** begin Records to use **

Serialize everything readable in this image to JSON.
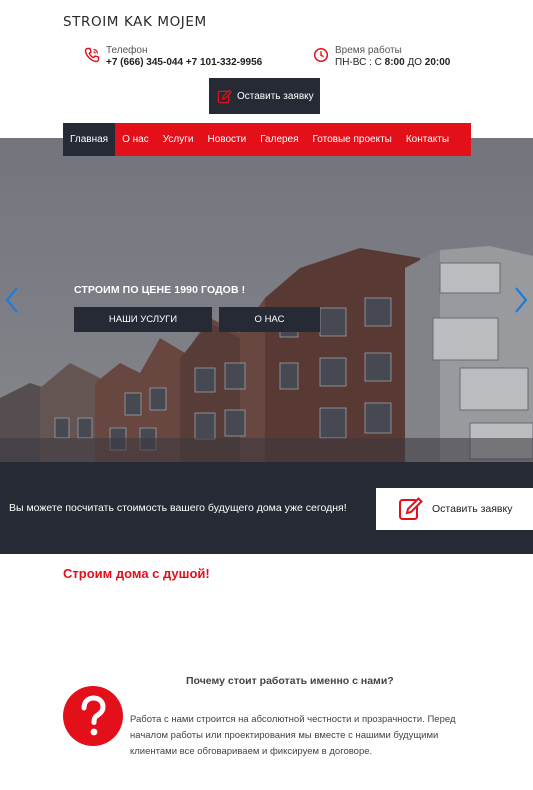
{
  "site": {
    "logo": "STROIM KAK MOJEM"
  },
  "contact": {
    "phone_label": "Телефон",
    "phones": "+7 (666) 345-044 +7 101-332-9956",
    "hours_label": "Время работы",
    "hours_days": "ПН-ВС : С",
    "hours_from": "8:00",
    "hours_to_word": "ДО",
    "hours_to": "20:00"
  },
  "header": {
    "order_button": "Оставить заявку"
  },
  "nav": {
    "items": [
      {
        "label": "Главная"
      },
      {
        "label": "О нас"
      },
      {
        "label": "Услуги"
      },
      {
        "label": "Новости"
      },
      {
        "label": "Галерея"
      },
      {
        "label": "Готовые проекты"
      },
      {
        "label": "Контакты"
      }
    ]
  },
  "hero": {
    "title": "СТРОИМ ПО ЦЕНЕ 1990 ГОДОВ !",
    "btn_services": "НАШИ УСЛУГИ",
    "btn_about": "О НАС"
  },
  "cta": {
    "text": "Вы можете посчитать стоимость вашего будущего дома уже сегодня!",
    "button": "Оставить заявку"
  },
  "main": {
    "subheading": "Строим дома с душой!",
    "why_title": "Почему стоит работать именно с нами?",
    "why_text": "Работа с нами строится на абсолютной честности и прозрачности. Перед началом работы или проектирования мы вместе с нашими будущими клиентами все обговариваем и фиксируем в договоре."
  },
  "colors": {
    "accent": "#e3101a",
    "dark": "#262a35"
  },
  "icons": [
    "phone-icon",
    "clock-icon",
    "edit-icon",
    "chevron-left-icon",
    "chevron-right-icon",
    "question-icon"
  ]
}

** end Records to use **

* **Brief**
Leave out the pictures and restate everything else word for word.

* **Written answer**
Serialize everything readable in this image to JSON.
{
  "site": {
    "logo": "STROIM KAK MOJEM"
  },
  "contact": {
    "phone_label": "Телефон",
    "phones": "+7 (666) 345-044 +7 101-332-9956",
    "hours_label": "Время работы",
    "hours_days": "ПН-ВС : С",
    "hours_from": "8:00",
    "hours_to_word": "ДО",
    "hours_to": "20:00"
  },
  "header": {
    "order_button": "Оставить заявку"
  },
  "nav": {
    "items": [
      {
        "label": "Главная"
      },
      {
        "label": "О нас"
      },
      {
        "label": "Услуги"
      },
      {
        "label": "Новости"
      },
      {
        "label": "Галерея"
      },
      {
        "label": "Готовые проекты"
      },
      {
        "label": "Контакты"
      }
    ]
  },
  "hero": {
    "title": "СТРОИМ ПО ЦЕНЕ 1990 ГОДОВ !",
    "btn_services": "НАШИ УСЛУГИ",
    "btn_about": "О НАС"
  },
  "cta": {
    "text": "Вы можете посчитать стоимость вашего будущего дома уже сегодня!",
    "button": "Оставить заявку"
  },
  "main": {
    "subheading": "Строим дома с душой!",
    "why_title": "Почему стоит работать именно с нами?",
    "why_text": "Работа с нами строится на абсолютной честности и прозрачности. Перед началом работы или проектирования мы вместе с нашими будущими клиентами все обговариваем и фиксируем в договоре."
  },
  "colors": {
    "accent": "#e3101a",
    "dark": "#262a35"
  },
  "icons": [
    "phone-icon",
    "clock-icon",
    "edit-icon",
    "chevron-left-icon",
    "chevron-right-icon",
    "question-icon"
  ]
}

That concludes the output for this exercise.